• [Extracted data entries]:
# # # # # # #
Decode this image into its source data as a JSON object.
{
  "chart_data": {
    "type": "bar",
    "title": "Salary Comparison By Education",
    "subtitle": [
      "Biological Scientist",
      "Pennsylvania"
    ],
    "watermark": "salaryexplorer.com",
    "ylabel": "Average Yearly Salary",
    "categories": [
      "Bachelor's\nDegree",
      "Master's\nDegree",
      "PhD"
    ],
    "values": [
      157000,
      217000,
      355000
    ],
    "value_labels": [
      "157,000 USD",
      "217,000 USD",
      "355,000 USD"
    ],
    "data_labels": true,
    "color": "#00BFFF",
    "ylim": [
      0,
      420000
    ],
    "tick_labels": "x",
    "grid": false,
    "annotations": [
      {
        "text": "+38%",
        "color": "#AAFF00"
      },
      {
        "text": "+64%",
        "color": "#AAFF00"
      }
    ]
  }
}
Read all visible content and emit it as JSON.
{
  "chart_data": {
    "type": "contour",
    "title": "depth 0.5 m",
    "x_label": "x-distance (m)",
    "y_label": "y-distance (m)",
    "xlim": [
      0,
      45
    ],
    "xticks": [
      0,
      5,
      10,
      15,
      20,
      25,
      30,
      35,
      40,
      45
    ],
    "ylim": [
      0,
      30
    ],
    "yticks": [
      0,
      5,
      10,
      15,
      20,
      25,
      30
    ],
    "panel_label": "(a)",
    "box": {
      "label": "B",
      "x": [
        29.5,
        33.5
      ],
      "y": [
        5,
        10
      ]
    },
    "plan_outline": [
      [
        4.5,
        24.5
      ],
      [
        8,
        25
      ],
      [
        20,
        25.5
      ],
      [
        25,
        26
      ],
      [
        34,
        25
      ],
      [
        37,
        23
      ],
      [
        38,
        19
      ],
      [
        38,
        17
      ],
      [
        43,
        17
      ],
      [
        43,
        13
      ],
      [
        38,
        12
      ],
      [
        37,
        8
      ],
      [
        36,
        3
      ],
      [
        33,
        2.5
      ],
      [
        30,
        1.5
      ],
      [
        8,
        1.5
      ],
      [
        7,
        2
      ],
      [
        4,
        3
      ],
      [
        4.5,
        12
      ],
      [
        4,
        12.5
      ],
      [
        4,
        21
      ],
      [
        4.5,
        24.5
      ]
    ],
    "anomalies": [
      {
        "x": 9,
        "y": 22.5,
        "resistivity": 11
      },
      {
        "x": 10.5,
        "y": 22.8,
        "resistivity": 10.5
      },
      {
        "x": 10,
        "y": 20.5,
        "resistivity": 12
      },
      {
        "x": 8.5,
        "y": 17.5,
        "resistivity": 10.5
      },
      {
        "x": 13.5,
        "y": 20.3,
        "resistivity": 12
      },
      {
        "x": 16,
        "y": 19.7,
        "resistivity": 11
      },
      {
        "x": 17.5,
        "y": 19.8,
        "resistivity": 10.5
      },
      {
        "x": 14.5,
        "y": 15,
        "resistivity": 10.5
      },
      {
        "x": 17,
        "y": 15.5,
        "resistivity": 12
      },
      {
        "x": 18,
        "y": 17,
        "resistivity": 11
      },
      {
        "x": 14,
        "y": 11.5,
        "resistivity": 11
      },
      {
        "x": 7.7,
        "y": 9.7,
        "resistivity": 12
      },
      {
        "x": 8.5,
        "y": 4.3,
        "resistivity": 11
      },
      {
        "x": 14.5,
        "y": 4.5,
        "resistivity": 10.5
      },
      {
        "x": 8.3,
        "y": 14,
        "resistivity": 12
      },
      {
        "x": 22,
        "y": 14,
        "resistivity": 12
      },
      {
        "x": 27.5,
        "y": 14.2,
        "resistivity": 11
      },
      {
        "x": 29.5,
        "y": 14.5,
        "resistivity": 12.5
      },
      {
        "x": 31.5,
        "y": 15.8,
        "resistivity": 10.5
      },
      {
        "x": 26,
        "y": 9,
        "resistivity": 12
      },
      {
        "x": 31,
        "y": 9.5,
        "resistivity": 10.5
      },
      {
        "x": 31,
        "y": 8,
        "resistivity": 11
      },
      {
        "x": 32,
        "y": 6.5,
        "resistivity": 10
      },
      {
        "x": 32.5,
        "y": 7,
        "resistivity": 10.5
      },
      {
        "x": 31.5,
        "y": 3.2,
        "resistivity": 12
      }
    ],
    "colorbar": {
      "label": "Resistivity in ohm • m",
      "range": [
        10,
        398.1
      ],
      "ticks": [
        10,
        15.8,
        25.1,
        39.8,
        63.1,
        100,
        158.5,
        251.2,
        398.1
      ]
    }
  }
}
# # # # # # #
• [Exercise directions]:
Reproduce the data shown above exactly.

• [Full response]:
Decode this image into its source data as a JSON object.
{
  "chart_data": {
    "type": "bar",
    "title": "Salary Comparison By Education",
    "subtitle": [
      "Biological Scientist",
      "Pennsylvania"
    ],
    "watermark": "salaryexplorer.com",
    "ylabel": "Average Yearly Salary",
    "categories": [
      "Bachelor's\nDegree",
      "Master's\nDegree",
      "PhD"
    ],
    "values": [
      157000,
      217000,
      355000
    ],
    "value_labels": [
      "157,000 USD",
      "217,000 USD",
      "355,000 USD"
    ],
    "data_labels": true,
    "color": "#00BFFF",
    "ylim": [
      0,
      420000
    ],
    "tick_labels": "x",
    "grid": false,
    "annotations": [
      {
        "text": "+38%",
        "color": "#AAFF00"
      },
      {
        "text": "+64%",
        "color": "#AAFF00"
      }
    ]
  }
}
Read all visible content and emit it as JSON.
{
  "chart_data": {
    "type": "contour",
    "title": "depth 0.5 m",
    "x_label": "x-distance (m)",
    "y_label": "y-distance (m)",
    "xlim": [
      0,
      45
    ],
    "xticks": [
      0,
      5,
      10,
      15,
      20,
      25,
      30,
      35,
      40,
      45
    ],
    "ylim": [
      0,
      30
    ],
    "yticks": [
      0,
      5,
      10,
      15,
      20,
      25,
      30
    ],
    "panel_label": "(a)",
    "box": {
      "label": "B",
      "x": [
        29.5,
        33.5
      ],
      "y": [
        5,
        10
      ]
    },
    "plan_outline": [
      [
        4.5,
        24.5
      ],
      [
        8,
        25
      ],
      [
        20,
        25.5
      ],
      [
        25,
        26
      ],
      [
        34,
        25
      ],
      [
        37,
        23
      ],
      [
        38,
        19
      ],
      [
        38,
        17
      ],
      [
        43,
        17
      ],
      [
        43,
        13
      ],
      [
        38,
        12
      ],
      [
        37,
        8
      ],
      [
        36,
        3
      ],
      [
        33,
        2.5
      ],
      [
        30,
        1.5
      ],
      [
        8,
        1.5
      ],
      [
        7,
        2
      ],
      [
        4,
        3
      ],
      [
        4.5,
        12
      ],
      [
        4,
        12.5
      ],
      [
        4,
        21
      ],
      [
        4.5,
        24.5
      ]
    ],
    "anomalies": [
      {
        "x": 9,
        "y": 22.5,
        "resistivity": 11
      },
      {
        "x": 10.5,
        "y": 22.8,
        "resistivity": 10.5
      },
      {
        "x": 10,
        "y": 20.5,
        "resistivity": 12
      },
      {
        "x": 8.5,
        "y": 17.5,
        "resistivity": 10.5
      },
      {
        "x": 13.5,
        "y": 20.3,
        "resistivity": 12
      },
      {
        "x": 16,
        "y": 19.7,
        "resistivity": 11
      },
      {
        "x": 17.5,
        "y": 19.8,
        "resistivity": 10.5
      },
      {
        "x": 14.5,
        "y": 15,
        "resistivity": 10.5
      },
      {
        "x": 17,
        "y": 15.5,
        "resistivity": 12
      },
      {
        "x": 18,
        "y": 17,
        "resistivity": 11
      },
      {
        "x": 14,
        "y": 11.5,
        "resistivity": 11
      },
      {
        "x": 7.7,
        "y": 9.7,
        "resistivity": 12
      },
      {
        "x": 8.5,
        "y": 4.3,
        "resistivity": 11
      },
      {
        "x": 14.5,
        "y": 4.5,
        "resistivity": 10.5
      },
      {
        "x": 8.3,
        "y": 14,
        "resistivity": 12
      },
      {
        "x": 22,
        "y": 14,
        "resistivity": 12
      },
      {
        "x": 27.5,
        "y": 14.2,
        "resistivity": 11
      },
      {
        "x": 29.5,
        "y": 14.5,
        "resistivity": 12.5
      },
      {
        "x": 31.5,
        "y": 15.8,
        "resistivity": 10.5
      },
      {
        "x": 26,
        "y": 9,
        "resistivity": 12
      },
      {
        "x": 31,
        "y": 9.5,
        "resistivity": 10.5
      },
      {
        "x": 31,
        "y": 8,
        "resistivity": 11
      },
      {
        "x": 32,
        "y": 6.5,
        "resistivity": 10
      },
      {
        "x": 32.5,
        "y": 7,
        "resistivity": 10.5
      },
      {
        "x": 31.5,
        "y": 3.2,
        "resistivity": 12
      }
    ],
    "colorbar": {
      "label": "Resistivity in ohm • m",
      "range": [
        10,
        398.1
      ],
      "ticks": [
        10,
        15.8,
        25.1,
        39.8,
        63.1,
        100,
        158.5,
        251.2,
        398.1
      ]
    }
  }
}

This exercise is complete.